§ Stated problem:
Go through the records underneath and count the lines that include the string "your". Give nothing but the number.

§ Records for this task:
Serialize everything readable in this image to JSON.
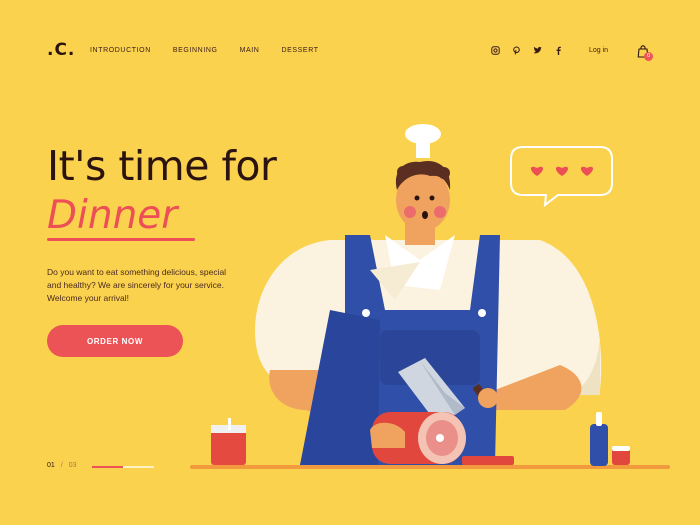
{
  "logo": ".C.",
  "nav": [
    "INTRODUCTION",
    "BEGINNING",
    "MAIN",
    "DESSERT"
  ],
  "social_icons": [
    "instagram-icon",
    "pinterest-icon",
    "twitter-icon",
    "facebook-icon"
  ],
  "login_label": "Log in",
  "cart": {
    "icon": "shopping-bag-icon",
    "count": "0"
  },
  "hero": {
    "line1": "It's time for",
    "line2": "Dinner",
    "description": "Do you want to eat something delicious, special and healthy? We are sincerely for your service. Welcome your arrival!",
    "cta_label": "ORDER NOW"
  },
  "pagination": {
    "current": "01",
    "separator": "/",
    "total": "03",
    "progress": 0.5
  },
  "speech_bubble": {
    "hearts": 3
  },
  "colors": {
    "background": "#fbd24e",
    "accent": "#ec5357",
    "text": "#2b1410",
    "apron": "#2f4fa8"
  }
}
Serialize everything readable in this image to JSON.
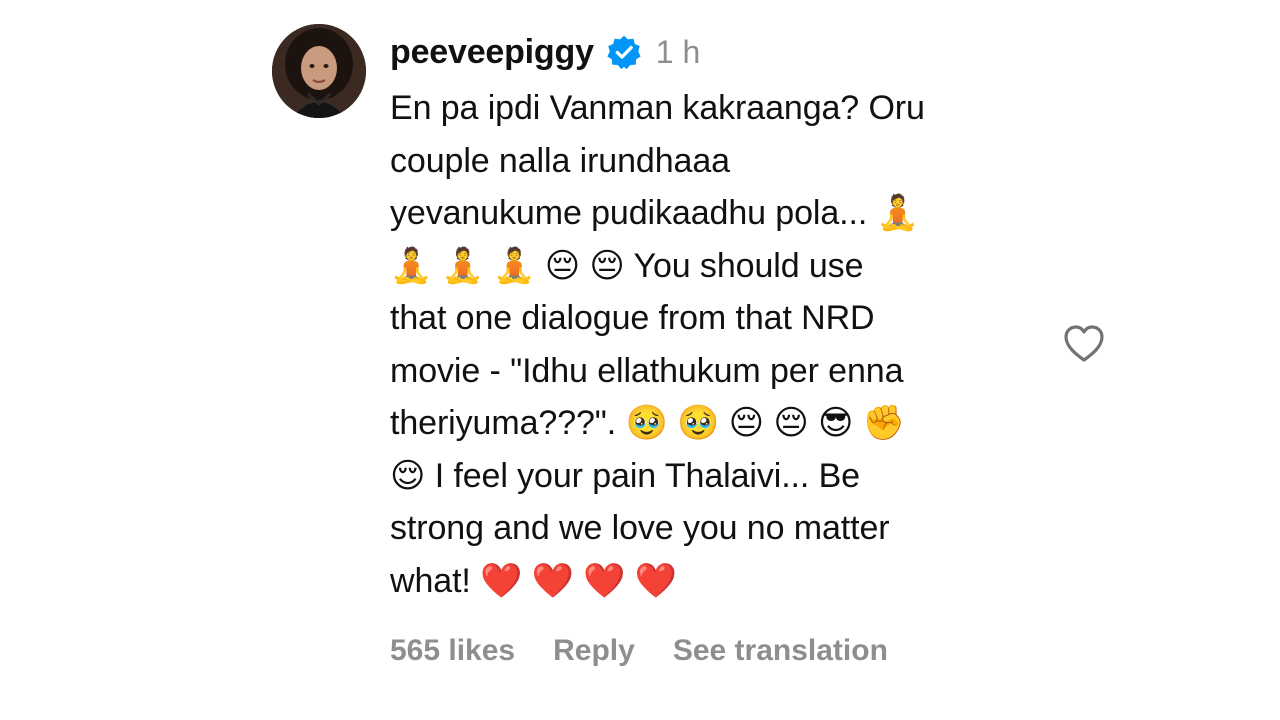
{
  "comment": {
    "username": "peeveepiggy",
    "verified": true,
    "time": "1 h",
    "text": "En pa ipdi Vanman kakraanga? Oru\ncouple nalla irundhaaa\nyevanukume pudikaadhu pola... 🧘\n🧘 🧘 🧘 😔 😔 You should use\nthat one dialogue from that NRD\nmovie - \"Idhu ellathukum per enna\ntheriyuma???\". 🥹 🥹 😔 😔 😎 ✊\n😌 I feel your pain Thalaivi... Be\nstrong and we love you no matter\nwhat! ❤️ ❤️ ❤️ ❤️",
    "likes": "565 likes",
    "reply_label": "Reply",
    "translation_label": "See translation"
  },
  "icons": {
    "avatar": "profile-picture",
    "verified": "verified-badge-icon",
    "like": "heart-outline-icon"
  },
  "colors": {
    "verified_blue": "#0095f6",
    "secondary_text": "#8e8e8e",
    "primary_text": "#111111"
  }
}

§ Response to this exercise:
2